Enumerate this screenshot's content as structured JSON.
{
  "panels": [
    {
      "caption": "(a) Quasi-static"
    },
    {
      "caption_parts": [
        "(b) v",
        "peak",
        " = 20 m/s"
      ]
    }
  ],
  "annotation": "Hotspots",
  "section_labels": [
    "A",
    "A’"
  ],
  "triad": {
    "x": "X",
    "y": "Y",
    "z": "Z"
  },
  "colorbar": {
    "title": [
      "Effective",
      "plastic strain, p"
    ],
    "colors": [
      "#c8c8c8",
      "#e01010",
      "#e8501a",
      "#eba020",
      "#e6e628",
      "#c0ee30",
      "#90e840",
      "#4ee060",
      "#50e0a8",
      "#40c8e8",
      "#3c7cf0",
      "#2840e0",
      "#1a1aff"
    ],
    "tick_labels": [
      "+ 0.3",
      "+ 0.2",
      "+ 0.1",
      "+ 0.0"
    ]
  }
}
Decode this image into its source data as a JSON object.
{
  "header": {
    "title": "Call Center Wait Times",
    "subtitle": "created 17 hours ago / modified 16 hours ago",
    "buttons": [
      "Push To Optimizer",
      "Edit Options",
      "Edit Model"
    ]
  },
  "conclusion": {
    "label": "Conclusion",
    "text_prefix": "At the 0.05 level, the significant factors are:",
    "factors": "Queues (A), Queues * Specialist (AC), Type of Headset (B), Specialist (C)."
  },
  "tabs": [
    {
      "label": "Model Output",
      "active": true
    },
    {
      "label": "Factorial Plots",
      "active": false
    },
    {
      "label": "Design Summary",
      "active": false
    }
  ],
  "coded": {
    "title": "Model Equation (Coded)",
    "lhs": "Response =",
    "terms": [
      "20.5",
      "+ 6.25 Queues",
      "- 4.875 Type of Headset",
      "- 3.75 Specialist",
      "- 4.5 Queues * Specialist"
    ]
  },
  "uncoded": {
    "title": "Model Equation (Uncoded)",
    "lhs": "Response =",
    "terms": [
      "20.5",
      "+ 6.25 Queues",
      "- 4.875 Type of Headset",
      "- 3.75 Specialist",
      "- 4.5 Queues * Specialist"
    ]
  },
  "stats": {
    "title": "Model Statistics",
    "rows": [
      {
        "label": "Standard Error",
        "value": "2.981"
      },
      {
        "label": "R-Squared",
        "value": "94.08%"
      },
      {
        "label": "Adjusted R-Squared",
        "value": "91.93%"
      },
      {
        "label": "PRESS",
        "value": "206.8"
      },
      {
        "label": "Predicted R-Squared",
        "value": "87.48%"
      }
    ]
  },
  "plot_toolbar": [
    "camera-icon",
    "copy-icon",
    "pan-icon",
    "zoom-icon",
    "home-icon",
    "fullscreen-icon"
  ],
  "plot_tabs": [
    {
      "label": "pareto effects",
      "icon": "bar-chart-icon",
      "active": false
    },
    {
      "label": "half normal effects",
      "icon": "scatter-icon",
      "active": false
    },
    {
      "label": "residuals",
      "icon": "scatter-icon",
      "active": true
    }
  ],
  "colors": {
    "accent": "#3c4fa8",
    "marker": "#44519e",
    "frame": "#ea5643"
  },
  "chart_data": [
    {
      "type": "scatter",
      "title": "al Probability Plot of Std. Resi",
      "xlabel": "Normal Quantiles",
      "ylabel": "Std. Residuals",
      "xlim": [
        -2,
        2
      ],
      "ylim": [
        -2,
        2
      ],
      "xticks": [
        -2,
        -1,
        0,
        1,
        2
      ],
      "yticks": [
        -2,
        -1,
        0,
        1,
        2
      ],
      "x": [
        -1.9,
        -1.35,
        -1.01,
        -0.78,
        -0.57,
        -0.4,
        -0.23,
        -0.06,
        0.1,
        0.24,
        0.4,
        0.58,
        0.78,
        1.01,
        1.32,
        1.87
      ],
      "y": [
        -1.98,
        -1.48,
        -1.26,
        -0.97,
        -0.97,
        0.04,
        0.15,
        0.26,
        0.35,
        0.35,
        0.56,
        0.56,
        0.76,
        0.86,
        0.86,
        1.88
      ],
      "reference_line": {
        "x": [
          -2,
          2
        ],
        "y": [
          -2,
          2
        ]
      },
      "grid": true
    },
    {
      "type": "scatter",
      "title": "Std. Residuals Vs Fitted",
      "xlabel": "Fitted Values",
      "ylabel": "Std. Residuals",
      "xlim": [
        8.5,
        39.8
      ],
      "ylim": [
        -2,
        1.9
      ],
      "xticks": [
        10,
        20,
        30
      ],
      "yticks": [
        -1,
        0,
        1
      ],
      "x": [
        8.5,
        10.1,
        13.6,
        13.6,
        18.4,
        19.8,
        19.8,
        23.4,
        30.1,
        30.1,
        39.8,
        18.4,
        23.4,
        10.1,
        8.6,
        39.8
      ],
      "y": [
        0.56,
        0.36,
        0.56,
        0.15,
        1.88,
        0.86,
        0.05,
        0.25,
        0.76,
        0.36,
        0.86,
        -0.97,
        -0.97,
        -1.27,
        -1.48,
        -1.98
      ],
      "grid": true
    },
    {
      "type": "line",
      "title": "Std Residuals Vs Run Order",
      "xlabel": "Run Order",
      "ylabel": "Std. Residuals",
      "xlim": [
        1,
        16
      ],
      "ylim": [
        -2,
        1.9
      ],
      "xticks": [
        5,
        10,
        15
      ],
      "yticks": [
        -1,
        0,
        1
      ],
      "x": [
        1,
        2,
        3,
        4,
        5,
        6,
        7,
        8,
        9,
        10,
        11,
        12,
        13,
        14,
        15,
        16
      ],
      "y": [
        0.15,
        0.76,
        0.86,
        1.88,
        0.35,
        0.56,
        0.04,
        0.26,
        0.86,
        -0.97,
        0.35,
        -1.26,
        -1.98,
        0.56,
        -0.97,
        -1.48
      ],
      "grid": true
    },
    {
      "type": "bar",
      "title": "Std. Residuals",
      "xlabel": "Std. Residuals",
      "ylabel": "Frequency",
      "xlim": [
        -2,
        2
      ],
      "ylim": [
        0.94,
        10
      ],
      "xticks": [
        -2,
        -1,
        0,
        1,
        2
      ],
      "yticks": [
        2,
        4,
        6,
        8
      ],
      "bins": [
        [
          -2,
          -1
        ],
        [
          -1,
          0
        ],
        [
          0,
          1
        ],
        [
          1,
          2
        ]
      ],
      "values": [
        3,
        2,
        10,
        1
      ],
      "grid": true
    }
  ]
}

= = = = =

__WHAT IS BEING ASKED__. Reproduce the listing above word for word.

__COMPLETE RESPONSE__.
Enumerate this screenshot's content as structured JSON.
{
  "panels": [
    {
      "caption": "(a) Quasi-static"
    },
    {
      "caption_parts": [
        "(b) v",
        "peak",
        " = 20 m/s"
      ]
    }
  ],
  "annotation": "Hotspots",
  "section_labels": [
    "A",
    "A’"
  ],
  "triad": {
    "x": "X",
    "y": "Y",
    "z": "Z"
  },
  "colorbar": {
    "title": [
      "Effective",
      "plastic strain, p"
    ],
    "colors": [
      "#c8c8c8",
      "#e01010",
      "#e8501a",
      "#eba020",
      "#e6e628",
      "#c0ee30",
      "#90e840",
      "#4ee060",
      "#50e0a8",
      "#40c8e8",
      "#3c7cf0",
      "#2840e0",
      "#1a1aff"
    ],
    "tick_labels": [
      "+ 0.3",
      "+ 0.2",
      "+ 0.1",
      "+ 0.0"
    ]
  }
}
Decode this image into its source data as a JSON object.
{
  "header": {
    "title": "Call Center Wait Times",
    "subtitle": "created 17 hours ago / modified 16 hours ago",
    "buttons": [
      "Push To Optimizer",
      "Edit Options",
      "Edit Model"
    ]
  },
  "conclusion": {
    "label": "Conclusion",
    "text_prefix": "At the 0.05 level, the significant factors are:",
    "factors": "Queues (A), Queues * Specialist (AC), Type of Headset (B), Specialist (C)."
  },
  "tabs": [
    {
      "label": "Model Output",
      "active": true
    },
    {
      "label": "Factorial Plots",
      "active": false
    },
    {
      "label": "Design Summary",
      "active": false
    }
  ],
  "coded": {
    "title": "Model Equation (Coded)",
    "lhs": "Response =",
    "terms": [
      "20.5",
      "+ 6.25 Queues",
      "- 4.875 Type of Headset",
      "- 3.75 Specialist",
      "- 4.5 Queues * Specialist"
    ]
  },
  "uncoded": {
    "title": "Model Equation (Uncoded)",
    "lhs": "Response =",
    "terms": [
      "20.5",
      "+ 6.25 Queues",
      "- 4.875 Type of Headset",
      "- 3.75 Specialist",
      "- 4.5 Queues * Specialist"
    ]
  },
  "stats": {
    "title": "Model Statistics",
    "rows": [
      {
        "label": "Standard Error",
        "value": "2.981"
      },
      {
        "label": "R-Squared",
        "value": "94.08%"
      },
      {
        "label": "Adjusted R-Squared",
        "value": "91.93%"
      },
      {
        "label": "PRESS",
        "value": "206.8"
      },
      {
        "label": "Predicted R-Squared",
        "value": "87.48%"
      }
    ]
  },
  "plot_toolbar": [
    "camera-icon",
    "copy-icon",
    "pan-icon",
    "zoom-icon",
    "home-icon",
    "fullscreen-icon"
  ],
  "plot_tabs": [
    {
      "label": "pareto effects",
      "icon": "bar-chart-icon",
      "active": false
    },
    {
      "label": "half normal effects",
      "icon": "scatter-icon",
      "active": false
    },
    {
      "label": "residuals",
      "icon": "scatter-icon",
      "active": true
    }
  ],
  "colors": {
    "accent": "#3c4fa8",
    "marker": "#44519e",
    "frame": "#ea5643"
  },
  "chart_data": [
    {
      "type": "scatter",
      "title": "al Probability Plot of Std. Resi",
      "xlabel": "Normal Quantiles",
      "ylabel": "Std. Residuals",
      "xlim": [
        -2,
        2
      ],
      "ylim": [
        -2,
        2
      ],
      "xticks": [
        -2,
        -1,
        0,
        1,
        2
      ],
      "yticks": [
        -2,
        -1,
        0,
        1,
        2
      ],
      "x": [
        -1.9,
        -1.35,
        -1.01,
        -0.78,
        -0.57,
        -0.4,
        -0.23,
        -0.06,
        0.1,
        0.24,
        0.4,
        0.58,
        0.78,
        1.01,
        1.32,
        1.87
      ],
      "y": [
        -1.98,
        -1.48,
        -1.26,
        -0.97,
        -0.97,
        0.04,
        0.15,
        0.26,
        0.35,
        0.35,
        0.56,
        0.56,
        0.76,
        0.86,
        0.86,
        1.88
      ],
      "reference_line": {
        "x": [
          -2,
          2
        ],
        "y": [
          -2,
          2
        ]
      },
      "grid": true
    },
    {
      "type": "scatter",
      "title": "Std. Residuals Vs Fitted",
      "xlabel": "Fitted Values",
      "ylabel": "Std. Residuals",
      "xlim": [
        8.5,
        39.8
      ],
      "ylim": [
        -2,
        1.9
      ],
      "xticks": [
        10,
        20,
        30
      ],
      "yticks": [
        -1,
        0,
        1
      ],
      "x": [
        8.5,
        10.1,
        13.6,
        13.6,
        18.4,
        19.8,
        19.8,
        23.4,
        30.1,
        30.1,
        39.8,
        18.4,
        23.4,
        10.1,
        8.6,
        39.8
      ],
      "y": [
        0.56,
        0.36,
        0.56,
        0.15,
        1.88,
        0.86,
        0.05,
        0.25,
        0.76,
        0.36,
        0.86,
        -0.97,
        -0.97,
        -1.27,
        -1.48,
        -1.98
      ],
      "grid": true
    },
    {
      "type": "line",
      "title": "Std Residuals Vs Run Order",
      "xlabel": "Run Order",
      "ylabel": "Std. Residuals",
      "xlim": [
        1,
        16
      ],
      "ylim": [
        -2,
        1.9
      ],
      "xticks": [
        5,
        10,
        15
      ],
      "yticks": [
        -1,
        0,
        1
      ],
      "x": [
        1,
        2,
        3,
        4,
        5,
        6,
        7,
        8,
        9,
        10,
        11,
        12,
        13,
        14,
        15,
        16
      ],
      "y": [
        0.15,
        0.76,
        0.86,
        1.88,
        0.35,
        0.56,
        0.04,
        0.26,
        0.86,
        -0.97,
        0.35,
        -1.26,
        -1.98,
        0.56,
        -0.97,
        -1.48
      ],
      "grid": true
    },
    {
      "type": "bar",
      "title": "Std. Residuals",
      "xlabel": "Std. Residuals",
      "ylabel": "Frequency",
      "xlim": [
        -2,
        2
      ],
      "ylim": [
        0.94,
        10
      ],
      "xticks": [
        -2,
        -1,
        0,
        1,
        2
      ],
      "yticks": [
        2,
        4,
        6,
        8
      ],
      "bins": [
        [
          -2,
          -1
        ],
        [
          -1,
          0
        ],
        [
          0,
          1
        ],
        [
          1,
          2
        ]
      ],
      "values": [
        3,
        2,
        10,
        1
      ],
      "grid": true
    }
  ]
}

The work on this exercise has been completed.